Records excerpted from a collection

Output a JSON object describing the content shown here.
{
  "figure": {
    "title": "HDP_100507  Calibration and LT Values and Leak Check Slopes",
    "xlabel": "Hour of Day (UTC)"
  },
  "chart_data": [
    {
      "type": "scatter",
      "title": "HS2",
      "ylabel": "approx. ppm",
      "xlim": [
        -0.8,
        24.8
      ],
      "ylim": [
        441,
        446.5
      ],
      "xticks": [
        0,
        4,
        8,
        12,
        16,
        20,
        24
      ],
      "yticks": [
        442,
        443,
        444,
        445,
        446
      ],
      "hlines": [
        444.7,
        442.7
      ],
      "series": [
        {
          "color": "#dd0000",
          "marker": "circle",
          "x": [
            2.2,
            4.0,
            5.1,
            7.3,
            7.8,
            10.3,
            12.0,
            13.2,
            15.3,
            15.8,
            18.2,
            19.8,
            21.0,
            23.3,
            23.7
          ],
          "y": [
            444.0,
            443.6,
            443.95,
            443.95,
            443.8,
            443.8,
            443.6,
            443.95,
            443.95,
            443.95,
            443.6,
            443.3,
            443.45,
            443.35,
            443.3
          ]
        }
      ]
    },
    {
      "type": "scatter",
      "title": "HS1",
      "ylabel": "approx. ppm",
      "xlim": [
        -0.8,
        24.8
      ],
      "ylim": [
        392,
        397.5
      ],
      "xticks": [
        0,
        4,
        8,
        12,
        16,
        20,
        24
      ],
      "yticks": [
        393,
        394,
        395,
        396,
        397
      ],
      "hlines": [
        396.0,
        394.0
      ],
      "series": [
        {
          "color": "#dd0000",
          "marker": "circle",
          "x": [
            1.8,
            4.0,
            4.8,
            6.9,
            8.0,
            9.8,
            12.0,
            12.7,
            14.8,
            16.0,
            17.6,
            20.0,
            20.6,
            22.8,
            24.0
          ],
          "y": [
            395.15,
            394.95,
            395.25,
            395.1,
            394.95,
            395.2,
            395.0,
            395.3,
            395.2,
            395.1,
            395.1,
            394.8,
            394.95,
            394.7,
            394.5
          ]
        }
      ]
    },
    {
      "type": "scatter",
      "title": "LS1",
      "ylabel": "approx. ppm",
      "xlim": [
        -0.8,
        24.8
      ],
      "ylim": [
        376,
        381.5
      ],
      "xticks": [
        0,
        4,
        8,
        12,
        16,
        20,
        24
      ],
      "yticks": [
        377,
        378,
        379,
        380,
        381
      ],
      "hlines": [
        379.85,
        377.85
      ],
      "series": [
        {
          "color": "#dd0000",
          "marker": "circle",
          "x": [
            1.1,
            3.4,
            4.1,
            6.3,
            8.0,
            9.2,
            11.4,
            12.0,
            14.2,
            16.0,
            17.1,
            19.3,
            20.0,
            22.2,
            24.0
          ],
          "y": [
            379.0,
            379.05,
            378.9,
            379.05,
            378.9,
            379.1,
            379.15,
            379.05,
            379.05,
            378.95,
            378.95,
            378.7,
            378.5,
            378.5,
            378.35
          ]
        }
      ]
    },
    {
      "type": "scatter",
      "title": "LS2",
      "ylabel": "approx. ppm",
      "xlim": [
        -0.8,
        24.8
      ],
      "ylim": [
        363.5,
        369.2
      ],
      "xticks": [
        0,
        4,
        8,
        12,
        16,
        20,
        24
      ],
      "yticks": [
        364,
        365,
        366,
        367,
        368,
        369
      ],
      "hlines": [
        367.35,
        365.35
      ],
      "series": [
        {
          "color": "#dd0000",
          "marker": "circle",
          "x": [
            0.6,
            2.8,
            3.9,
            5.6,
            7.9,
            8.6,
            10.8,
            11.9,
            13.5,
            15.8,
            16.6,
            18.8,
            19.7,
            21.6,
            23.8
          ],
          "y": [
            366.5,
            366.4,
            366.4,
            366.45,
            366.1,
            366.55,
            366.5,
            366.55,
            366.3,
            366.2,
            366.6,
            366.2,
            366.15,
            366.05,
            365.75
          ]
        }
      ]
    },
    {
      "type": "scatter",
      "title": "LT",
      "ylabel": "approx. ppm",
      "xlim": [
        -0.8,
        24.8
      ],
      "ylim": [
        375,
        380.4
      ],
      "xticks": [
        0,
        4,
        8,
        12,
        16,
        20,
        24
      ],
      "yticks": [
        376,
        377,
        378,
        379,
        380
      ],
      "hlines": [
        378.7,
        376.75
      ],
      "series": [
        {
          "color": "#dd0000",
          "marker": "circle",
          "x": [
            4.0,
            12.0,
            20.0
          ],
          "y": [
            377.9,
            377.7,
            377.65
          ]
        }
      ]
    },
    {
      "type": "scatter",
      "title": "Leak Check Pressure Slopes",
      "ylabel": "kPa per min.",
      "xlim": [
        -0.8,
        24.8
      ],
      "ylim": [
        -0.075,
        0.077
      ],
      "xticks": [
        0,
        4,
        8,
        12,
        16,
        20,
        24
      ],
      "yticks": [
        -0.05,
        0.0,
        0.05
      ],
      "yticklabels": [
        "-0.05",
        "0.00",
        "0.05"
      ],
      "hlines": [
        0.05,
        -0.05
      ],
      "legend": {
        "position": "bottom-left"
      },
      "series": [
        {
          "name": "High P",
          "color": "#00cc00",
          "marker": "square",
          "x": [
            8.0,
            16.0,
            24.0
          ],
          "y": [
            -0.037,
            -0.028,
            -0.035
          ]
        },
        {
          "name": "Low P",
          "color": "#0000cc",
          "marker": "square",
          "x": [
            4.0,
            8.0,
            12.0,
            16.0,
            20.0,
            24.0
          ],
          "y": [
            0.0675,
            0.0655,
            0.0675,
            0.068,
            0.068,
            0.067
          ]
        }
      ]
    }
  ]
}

- _What to work on_
Retype all of the material above with every character intact.

- _Result for this exercise_
Output a JSON object describing the content shown here.
{
  "figure": {
    "title": "HDP_100507  Calibration and LT Values and Leak Check Slopes",
    "xlabel": "Hour of Day (UTC)"
  },
  "chart_data": [
    {
      "type": "scatter",
      "title": "HS2",
      "ylabel": "approx. ppm",
      "xlim": [
        -0.8,
        24.8
      ],
      "ylim": [
        441,
        446.5
      ],
      "xticks": [
        0,
        4,
        8,
        12,
        16,
        20,
        24
      ],
      "yticks": [
        442,
        443,
        444,
        445,
        446
      ],
      "hlines": [
        444.7,
        442.7
      ],
      "series": [
        {
          "color": "#dd0000",
          "marker": "circle",
          "x": [
            2.2,
            4.0,
            5.1,
            7.3,
            7.8,
            10.3,
            12.0,
            13.2,
            15.3,
            15.8,
            18.2,
            19.8,
            21.0,
            23.3,
            23.7
          ],
          "y": [
            444.0,
            443.6,
            443.95,
            443.95,
            443.8,
            443.8,
            443.6,
            443.95,
            443.95,
            443.95,
            443.6,
            443.3,
            443.45,
            443.35,
            443.3
          ]
        }
      ]
    },
    {
      "type": "scatter",
      "title": "HS1",
      "ylabel": "approx. ppm",
      "xlim": [
        -0.8,
        24.8
      ],
      "ylim": [
        392,
        397.5
      ],
      "xticks": [
        0,
        4,
        8,
        12,
        16,
        20,
        24
      ],
      "yticks": [
        393,
        394,
        395,
        396,
        397
      ],
      "hlines": [
        396.0,
        394.0
      ],
      "series": [
        {
          "color": "#dd0000",
          "marker": "circle",
          "x": [
            1.8,
            4.0,
            4.8,
            6.9,
            8.0,
            9.8,
            12.0,
            12.7,
            14.8,
            16.0,
            17.6,
            20.0,
            20.6,
            22.8,
            24.0
          ],
          "y": [
            395.15,
            394.95,
            395.25,
            395.1,
            394.95,
            395.2,
            395.0,
            395.3,
            395.2,
            395.1,
            395.1,
            394.8,
            394.95,
            394.7,
            394.5
          ]
        }
      ]
    },
    {
      "type": "scatter",
      "title": "LS1",
      "ylabel": "approx. ppm",
      "xlim": [
        -0.8,
        24.8
      ],
      "ylim": [
        376,
        381.5
      ],
      "xticks": [
        0,
        4,
        8,
        12,
        16,
        20,
        24
      ],
      "yticks": [
        377,
        378,
        379,
        380,
        381
      ],
      "hlines": [
        379.85,
        377.85
      ],
      "series": [
        {
          "color": "#dd0000",
          "marker": "circle",
          "x": [
            1.1,
            3.4,
            4.1,
            6.3,
            8.0,
            9.2,
            11.4,
            12.0,
            14.2,
            16.0,
            17.1,
            19.3,
            20.0,
            22.2,
            24.0
          ],
          "y": [
            379.0,
            379.05,
            378.9,
            379.05,
            378.9,
            379.1,
            379.15,
            379.05,
            379.05,
            378.95,
            378.95,
            378.7,
            378.5,
            378.5,
            378.35
          ]
        }
      ]
    },
    {
      "type": "scatter",
      "title": "LS2",
      "ylabel": "approx. ppm",
      "xlim": [
        -0.8,
        24.8
      ],
      "ylim": [
        363.5,
        369.2
      ],
      "xticks": [
        0,
        4,
        8,
        12,
        16,
        20,
        24
      ],
      "yticks": [
        364,
        365,
        366,
        367,
        368,
        369
      ],
      "hlines": [
        367.35,
        365.35
      ],
      "series": [
        {
          "color": "#dd0000",
          "marker": "circle",
          "x": [
            0.6,
            2.8,
            3.9,
            5.6,
            7.9,
            8.6,
            10.8,
            11.9,
            13.5,
            15.8,
            16.6,
            18.8,
            19.7,
            21.6,
            23.8
          ],
          "y": [
            366.5,
            366.4,
            366.4,
            366.45,
            366.1,
            366.55,
            366.5,
            366.55,
            366.3,
            366.2,
            366.6,
            366.2,
            366.15,
            366.05,
            365.75
          ]
        }
      ]
    },
    {
      "type": "scatter",
      "title": "LT",
      "ylabel": "approx. ppm",
      "xlim": [
        -0.8,
        24.8
      ],
      "ylim": [
        375,
        380.4
      ],
      "xticks": [
        0,
        4,
        8,
        12,
        16,
        20,
        24
      ],
      "yticks": [
        376,
        377,
        378,
        379,
        380
      ],
      "hlines": [
        378.7,
        376.75
      ],
      "series": [
        {
          "color": "#dd0000",
          "marker": "circle",
          "x": [
            4.0,
            12.0,
            20.0
          ],
          "y": [
            377.9,
            377.7,
            377.65
          ]
        }
      ]
    },
    {
      "type": "scatter",
      "title": "Leak Check Pressure Slopes",
      "ylabel": "kPa per min.",
      "xlim": [
        -0.8,
        24.8
      ],
      "ylim": [
        -0.075,
        0.077
      ],
      "xticks": [
        0,
        4,
        8,
        12,
        16,
        20,
        24
      ],
      "yticks": [
        -0.05,
        0.0,
        0.05
      ],
      "yticklabels": [
        "-0.05",
        "0.00",
        "0.05"
      ],
      "hlines": [
        0.05,
        -0.05
      ],
      "legend": {
        "position": "bottom-left"
      },
      "series": [
        {
          "name": "High P",
          "color": "#00cc00",
          "marker": "square",
          "x": [
            8.0,
            16.0,
            24.0
          ],
          "y": [
            -0.037,
            -0.028,
            -0.035
          ]
        },
        {
          "name": "Low P",
          "color": "#0000cc",
          "marker": "square",
          "x": [
            4.0,
            8.0,
            12.0,
            16.0,
            20.0,
            24.0
          ],
          "y": [
            0.0675,
            0.0655,
            0.0675,
            0.068,
            0.068,
            0.067
          ]
        }
      ]
    }
  ]
}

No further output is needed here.